▶ **Source passage**:

EP Energy Corp. reported second quarter 2019 financial and operational results.

Here are the highlights from its report and conference call:

Drop in QOQ Production

In its call, EP Energy commented: "Like last quarter, our overall drop in production quarter-over-quarter as a direct result of the reduced net completion count that we initiated back at the end of the fourth quarter of 2018. We have built a significant DUC inventory over the last couple of quarters and ended the quarter with 62 total DUCs. The second quarter will be the peak of our inventory build this year as we released two of the three rigs, we had drilling in the Eagle Ford during the second quarter. In the second quarter, we also completed an additional three Northeastern Utah horizontal wells. We continue to put Northeastern Utah horizontal wells online in cadence with what our gas gathering system can handle, we are presently running two rigs in the NEU focused entirely on horizontal drilling."

▶ **Task 1**:
Based on the EP Energy excerpt, does each statement agree with it? Answer yes or no for each, quoting the words from the excerpt that decide it.
(a) EP Energy ended the quarter with 62 total DUCs.
(b) In the second quarter, EP Energy completed five additional Northeastern Utah horizontal wells.
(c) EP Energy is presently running two rigs in the NEU.
The EP Energy excerpt and the records are unrelated material.

▶ **Extracted entries**:
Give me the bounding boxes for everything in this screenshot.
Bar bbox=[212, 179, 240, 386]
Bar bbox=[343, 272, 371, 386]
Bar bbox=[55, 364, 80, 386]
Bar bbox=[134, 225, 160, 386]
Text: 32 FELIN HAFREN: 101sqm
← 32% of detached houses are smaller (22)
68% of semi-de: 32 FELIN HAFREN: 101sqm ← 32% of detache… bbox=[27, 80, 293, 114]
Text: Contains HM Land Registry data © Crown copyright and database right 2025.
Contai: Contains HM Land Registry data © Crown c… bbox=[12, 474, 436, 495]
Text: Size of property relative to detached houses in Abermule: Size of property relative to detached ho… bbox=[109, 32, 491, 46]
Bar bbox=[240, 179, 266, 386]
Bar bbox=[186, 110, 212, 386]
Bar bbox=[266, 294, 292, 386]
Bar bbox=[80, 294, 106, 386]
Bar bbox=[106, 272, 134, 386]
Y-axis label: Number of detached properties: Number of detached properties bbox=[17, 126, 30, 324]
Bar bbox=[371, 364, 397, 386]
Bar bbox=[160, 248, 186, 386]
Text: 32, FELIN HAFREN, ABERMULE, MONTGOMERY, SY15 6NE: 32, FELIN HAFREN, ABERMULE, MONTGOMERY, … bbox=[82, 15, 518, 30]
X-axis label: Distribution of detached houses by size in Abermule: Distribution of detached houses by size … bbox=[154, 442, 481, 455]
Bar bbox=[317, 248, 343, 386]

▶ **Task 2**:
Reproduce the stretch of the records from their start through the line containing "Bar bbox=[160, 248, 186, 386]", with both ends included.

▶ **Worked solution 1**:
(a) Yes: "ended the quarter with 62 total DUCs"
(b) No: "we also completed an additional three Northeastern Utah horizontal wells"
(c) Yes: "we are presently running two rigs in the NEU focused entirely on horizontal drilling"

▶ **Worked solution 2**:
Give me the bounding boxes for everything in this screenshot.
Bar bbox=[212, 179, 240, 386]
Bar bbox=[343, 272, 371, 386]
Bar bbox=[55, 364, 80, 386]
Bar bbox=[134, 225, 160, 386]
Text: 32 FELIN HAFREN: 101sqm
← 32% of detached houses are smaller (22)
68% of semi-de: 32 FELIN HAFREN: 101sqm ← 32% of detache… bbox=[27, 80, 293, 114]
Text: Contains HM Land Registry data © Crown copyright and database right 2025.
Contai: Contains HM Land Registry data © Crown c… bbox=[12, 474, 436, 495]
Text: Size of property relative to detached houses in Abermule: Size of property relative to detached ho… bbox=[109, 32, 491, 46]
Bar bbox=[240, 179, 266, 386]
Bar bbox=[186, 110, 212, 386]
Bar bbox=[266, 294, 292, 386]
Bar bbox=[80, 294, 106, 386]
Bar bbox=[106, 272, 134, 386]
Y-axis label: Number of detached properties: Number of detached properties bbox=[17, 126, 30, 324]
Bar bbox=[371, 364, 397, 386]
Bar bbox=[160, 248, 186, 386]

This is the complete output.